▸ **Exercise requirements**
Collect all lines from the listing that include the string "методики".

▸ **Excerpted data**
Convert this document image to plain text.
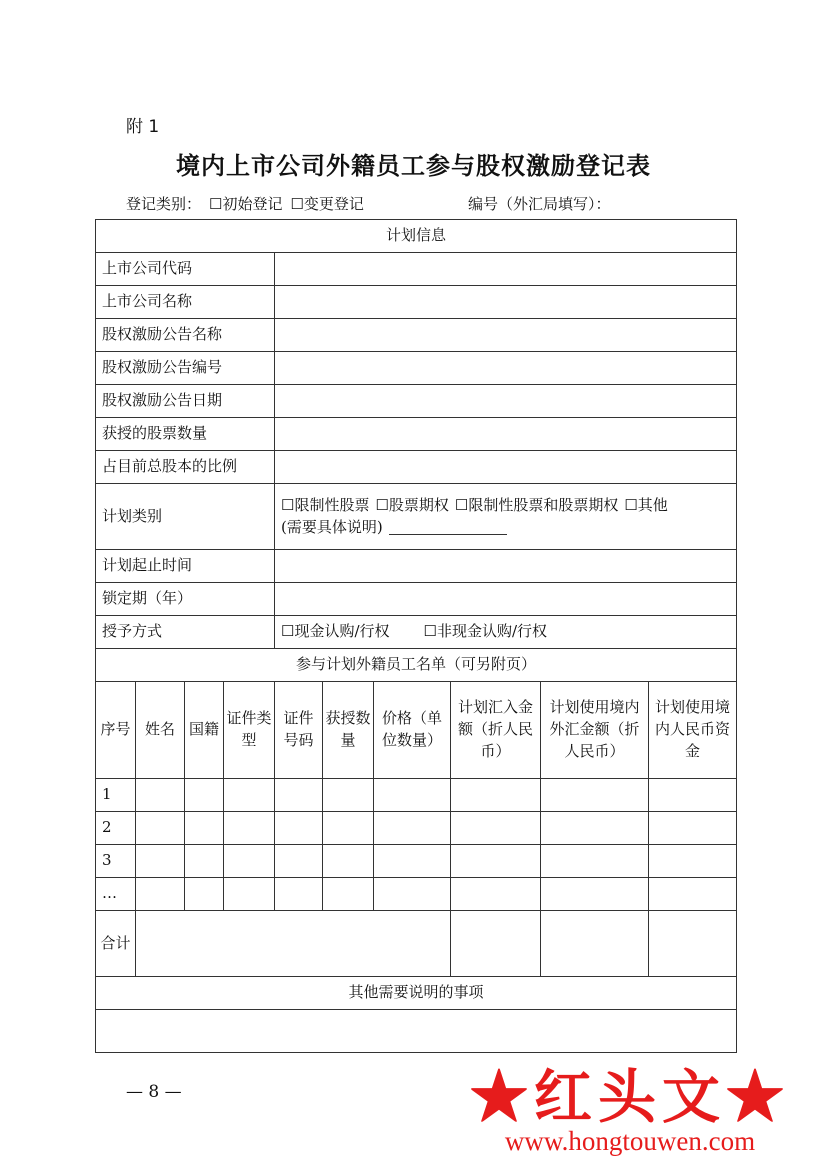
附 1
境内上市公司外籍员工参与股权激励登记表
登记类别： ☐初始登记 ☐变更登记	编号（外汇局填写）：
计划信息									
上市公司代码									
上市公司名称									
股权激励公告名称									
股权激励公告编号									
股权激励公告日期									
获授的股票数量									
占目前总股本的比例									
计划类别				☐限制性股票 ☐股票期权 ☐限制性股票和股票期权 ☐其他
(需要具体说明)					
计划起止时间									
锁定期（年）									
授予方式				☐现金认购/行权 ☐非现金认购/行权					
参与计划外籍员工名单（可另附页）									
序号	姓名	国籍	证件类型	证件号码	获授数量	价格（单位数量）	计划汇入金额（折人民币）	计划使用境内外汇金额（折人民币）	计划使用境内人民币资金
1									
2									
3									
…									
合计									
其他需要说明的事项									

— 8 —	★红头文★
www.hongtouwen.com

* * *

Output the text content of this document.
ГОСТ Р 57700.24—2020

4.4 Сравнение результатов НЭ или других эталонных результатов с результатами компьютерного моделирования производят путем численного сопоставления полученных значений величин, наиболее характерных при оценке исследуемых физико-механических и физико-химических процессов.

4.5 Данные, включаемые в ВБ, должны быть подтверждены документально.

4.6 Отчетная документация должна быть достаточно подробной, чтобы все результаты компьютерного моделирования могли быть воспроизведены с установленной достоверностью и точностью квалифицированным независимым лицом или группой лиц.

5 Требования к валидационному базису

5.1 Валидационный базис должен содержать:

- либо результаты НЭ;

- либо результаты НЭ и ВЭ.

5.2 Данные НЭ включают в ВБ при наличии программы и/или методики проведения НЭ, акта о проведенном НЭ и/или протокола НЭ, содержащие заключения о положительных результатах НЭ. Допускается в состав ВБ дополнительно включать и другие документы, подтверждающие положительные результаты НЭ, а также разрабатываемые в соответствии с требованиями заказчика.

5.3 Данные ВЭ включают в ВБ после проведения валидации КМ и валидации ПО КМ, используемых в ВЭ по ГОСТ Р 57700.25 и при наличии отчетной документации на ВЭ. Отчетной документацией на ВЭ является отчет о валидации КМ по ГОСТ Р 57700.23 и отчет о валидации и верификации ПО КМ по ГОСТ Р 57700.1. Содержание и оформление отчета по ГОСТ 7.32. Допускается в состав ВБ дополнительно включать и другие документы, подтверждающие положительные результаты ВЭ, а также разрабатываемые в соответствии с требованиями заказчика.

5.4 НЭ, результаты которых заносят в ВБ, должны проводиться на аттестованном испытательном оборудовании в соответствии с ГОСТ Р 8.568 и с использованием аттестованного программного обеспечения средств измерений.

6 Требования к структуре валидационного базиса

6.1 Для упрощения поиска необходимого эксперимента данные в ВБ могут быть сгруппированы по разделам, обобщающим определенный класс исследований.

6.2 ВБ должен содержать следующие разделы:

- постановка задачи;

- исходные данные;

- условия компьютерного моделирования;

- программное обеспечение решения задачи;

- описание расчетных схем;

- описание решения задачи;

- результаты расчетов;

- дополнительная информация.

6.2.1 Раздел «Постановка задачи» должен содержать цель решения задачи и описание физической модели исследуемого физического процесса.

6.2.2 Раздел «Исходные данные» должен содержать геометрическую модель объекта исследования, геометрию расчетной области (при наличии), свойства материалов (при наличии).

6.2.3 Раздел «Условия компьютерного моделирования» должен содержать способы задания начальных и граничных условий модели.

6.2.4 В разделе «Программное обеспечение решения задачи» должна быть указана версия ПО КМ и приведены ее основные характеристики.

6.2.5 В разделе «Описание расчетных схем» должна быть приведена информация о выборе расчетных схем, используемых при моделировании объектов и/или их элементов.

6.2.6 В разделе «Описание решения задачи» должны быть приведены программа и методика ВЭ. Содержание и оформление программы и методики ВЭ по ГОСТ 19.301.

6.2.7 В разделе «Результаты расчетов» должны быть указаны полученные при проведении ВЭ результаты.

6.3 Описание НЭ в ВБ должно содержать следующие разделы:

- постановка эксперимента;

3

▸ **Exercise answer**
5.2 Данные НЭ включают в ВБ при наличии программы и/или методики проведения НЭ, акта о проведенном НЭ и/или протокола НЭ, содержащие заключения о положительных результатах НЭ. Допускается в состав ВБ дополнительно включать и другие документы, подтверждающие положительные результаты НЭ, а также разрабатываемые в соответствии с требованиями заказчика.
6.2.6 В разделе «Описание решения задачи» должны быть приведены программа и методика ВЭ. Содержание и оформление программы и методики ВЭ по ГОСТ 19.301.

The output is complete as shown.